Collected data entries:

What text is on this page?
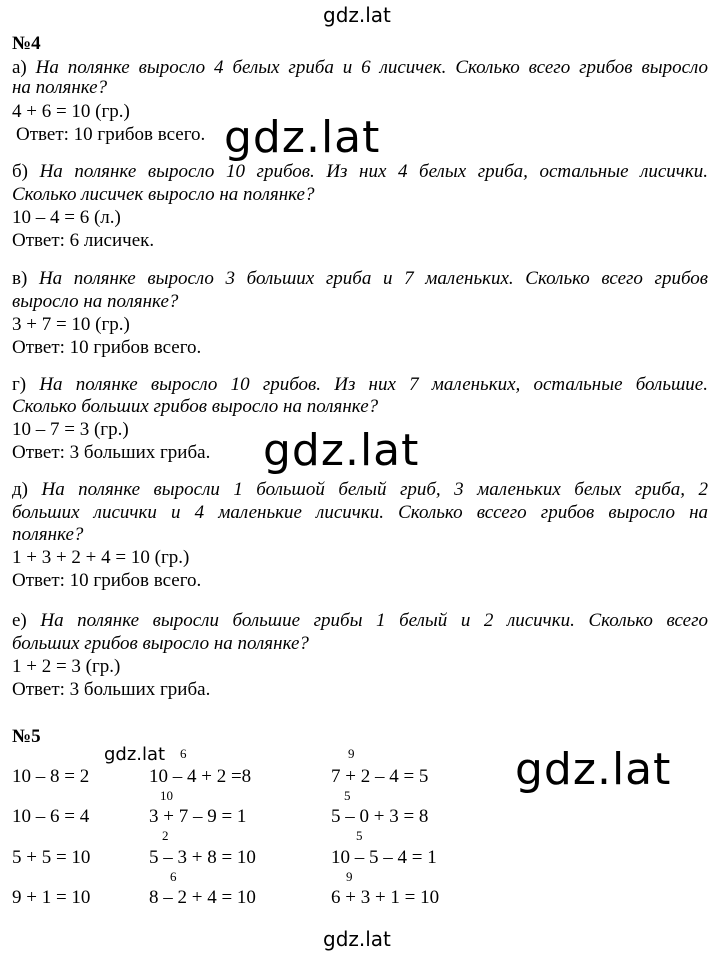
gdz.lat
gdz.lat
gdz.lat
gdz.lat
gdz.lat
gdz.lat
№4
а) На полянке выросло 4 белых гриба и 6 лисичек. Сколько всего грибов выросло
на полянке?
4 + 6 = 10 (гр.)
Ответ: 10 грибов всего.
б) На полянке выросло 10 грибов. Из них 4 белых гриба, остальные лисички.
Сколько лисичек выросло на полянке?
10 – 4 = 6 (л.)
Ответ: 6 лисичек.
в) На полянке выросло 3 больших гриба и 7 маленьких. Сколько всего грибов
выросло на полянке?
3 + 7 = 10 (гр.)
Ответ: 10 грибов всего.
г) На полянке выросло 10 грибов. Из них 7 маленьких, остальные большие.
Сколько больших грибов выросло на полянке?
10 – 7 = 3 (гр.)
Ответ: 3 больших гриба.
д) На полянке выросли 1 большой белый гриб, 3 маленьких белых гриба, 2
больших лисички и 4 маленькие лисички. Сколько вссего грибов выросло на
полянке?
1 + 3 + 2 + 4 = 10 (гр.)
Ответ: 10 грибов всего.
е) На полянке выросли большие грибы 1 белый и 2 лисички. Сколько всего
больших грибов выросло на полянке?
1 + 2 = 3 (гр.)
Ответ: 3 больших гриба.
№5
10 – 8 = 2
10 – 6 = 4
5 + 5 = 10
9 + 1 = 10
6
10 – 4 + 2 =8
10
3 + 7 – 9 = 1
2
5 – 3 + 8 = 10
6
8 – 2 + 4 = 10
9
7 + 2 – 4 = 5
5
5 – 0 + 3 = 8
5
10 – 5 – 4 = 1
9
6 + 3 + 1 = 10
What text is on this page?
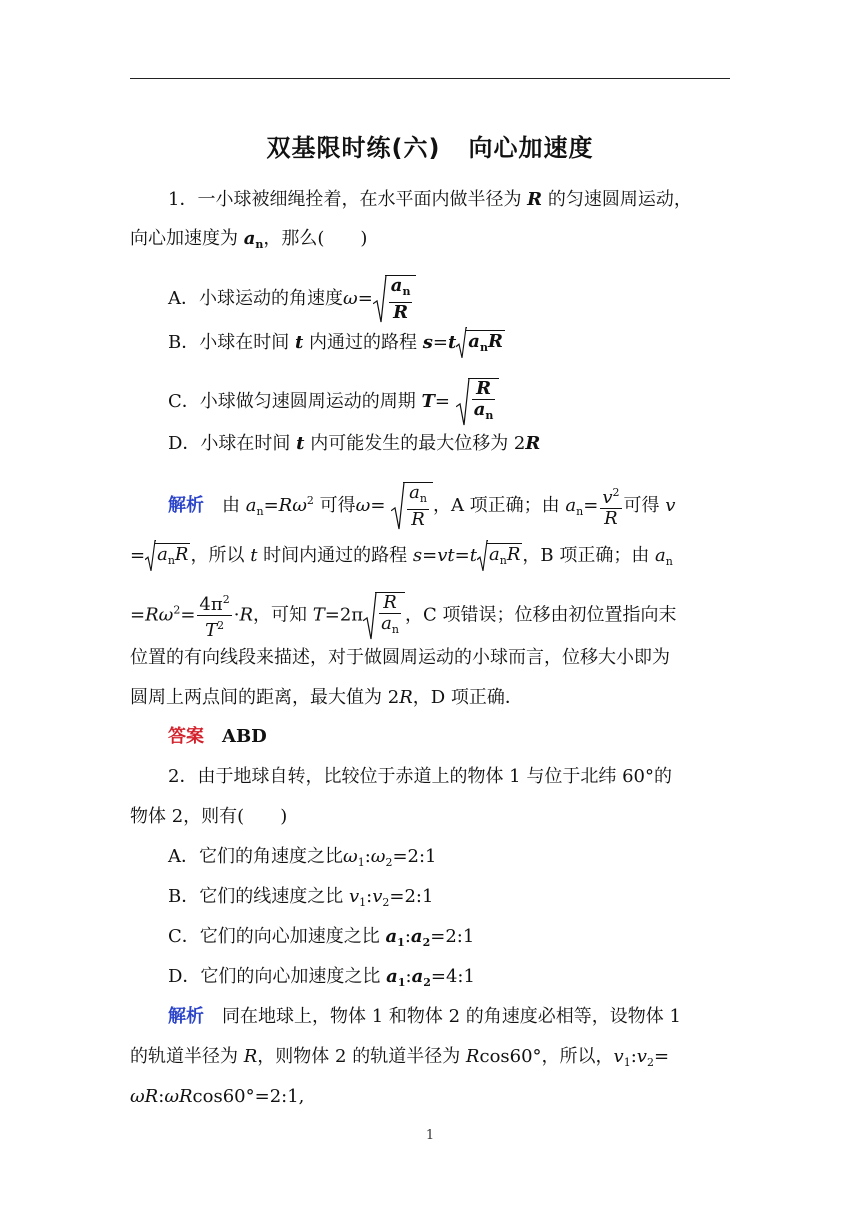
双基限时练(六) 向心加速度
1．一小球被细绳拴着，在水平面内做半径为 R 的匀速圆周运动，
向心加速度为 $a_n$，那么(　　)
A．小球运动的角速度$\omega= \frac{a_n}{R}$
B．小球在时间 t 内通过的路程 s=t $a_nR$
C．小球做匀速圆周运动的周期 $T= \frac{R}{a_n}$
D．小球在时间 t 内可能发生的最大位移为 2R
解析　 由 $a_n=R\omega^2$ 可得$\omega= \frac{a_n}{R}$ ，A 项正确；由 $a_n= \frac{v^2}{R}$ 可得 v
= $a_nR$ ，所以 t 时间内通过的路程 s=vt=t $a_nR$ ，B 项正确；由 $a_n$
$=R\omega^2= \frac{4\pi^2}{T^2} \cdot R$，可知 $T=2\pi \frac{R}{a_n}$ ，C 项错误；位移由初位置指向末
位置的有向线段来描述，对于做圆周运动的小球而言，位移大小即为
圆周上两点间的距离，最大值为 2R，D 项正确．
答案　 ABD
2．由于地球自转，比较位于赤道上的物体 1 与位于北纬 60°的
物体 2，则有(　　)
A．它们的角速度之比$\omega_1:\omega_2=2:1$
B．它们的线速度之比 $v_1:v_2=2:1$
C．它们的向心加速度之比 $a_1:a_2=2:1$
D．它们的向心加速度之比 $a_1:a_2=4:1$
解析　 同在地球上，物体 1 和物体 2 的角速度必相等，设物体 1
的轨道半径为 R，则物体 2 的轨道半径为 Rcos60°，所以，$v_1:v_2=$
ωR:ωRcos60°=2:1,
1
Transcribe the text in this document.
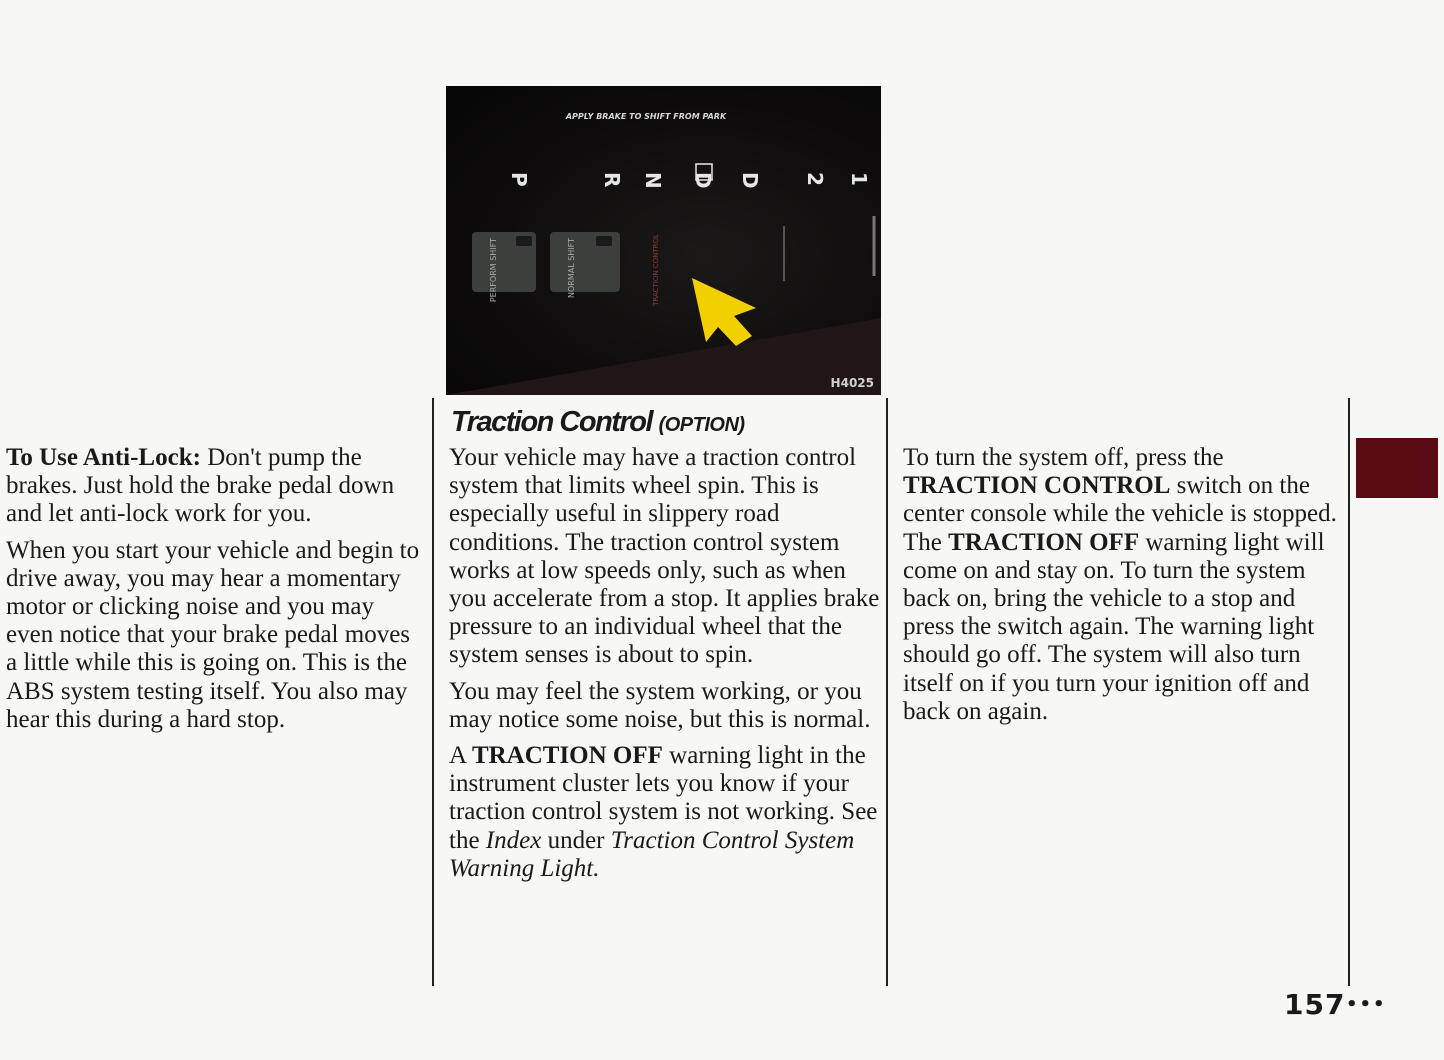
APPLY BRAKE TO SHIFT FROM PARK
P	R N D D 2 1
PERFORM SHIFT	NORMAL SHIFT	TRACTION CONTROL
H4025
Traction Control (OPTION)

To Use Anti-Lock: Don't pump the brakes. Just hold the brake pedal down and let anti-lock work for you.

When you start your vehicle and begin to drive away, you may hear a momentary motor or clicking noise and you may even notice that your brake pedal moves a little while this is going on. This is the ABS system testing itself. You also may hear this during a hard stop.

Your vehicle may have a traction control system that limits wheel spin. This is especially useful in slippery road conditions. The traction control system works at low speeds only, such as when you accelerate from a stop. It applies brake pressure to an individual wheel that the system senses is about to spin.

You may feel the system working, or you may notice some noise, but this is normal.

A TRACTION OFF warning light in the instrument cluster lets you know if your traction control system is not working. See the Index under Traction Control System Warning Light.

To turn the system off, press the TRACTION CONTROL switch on the center console while the vehicle is stopped. The TRACTION OFF warning light will come on and stay on. To turn the system back on, bring the vehicle to a stop and press the switch again. The warning light should go off. The system will also turn itself on if you turn your ignition off and back on again.

157 •••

> _EXERCISE INSTRUCTIONS_:
Where does the word "noise" appear in the listing? List each line that holds it.

> _REPLY_:
When you start your vehicle and begin to drive away, you may hear a momentary motor or clicking noise and you may even notice that your brake pedal moves a little while this is going on. This is the ABS system testing itself. You also may hear this during a hard stop.
You may feel the system working, or you may notice some noise, but this is normal.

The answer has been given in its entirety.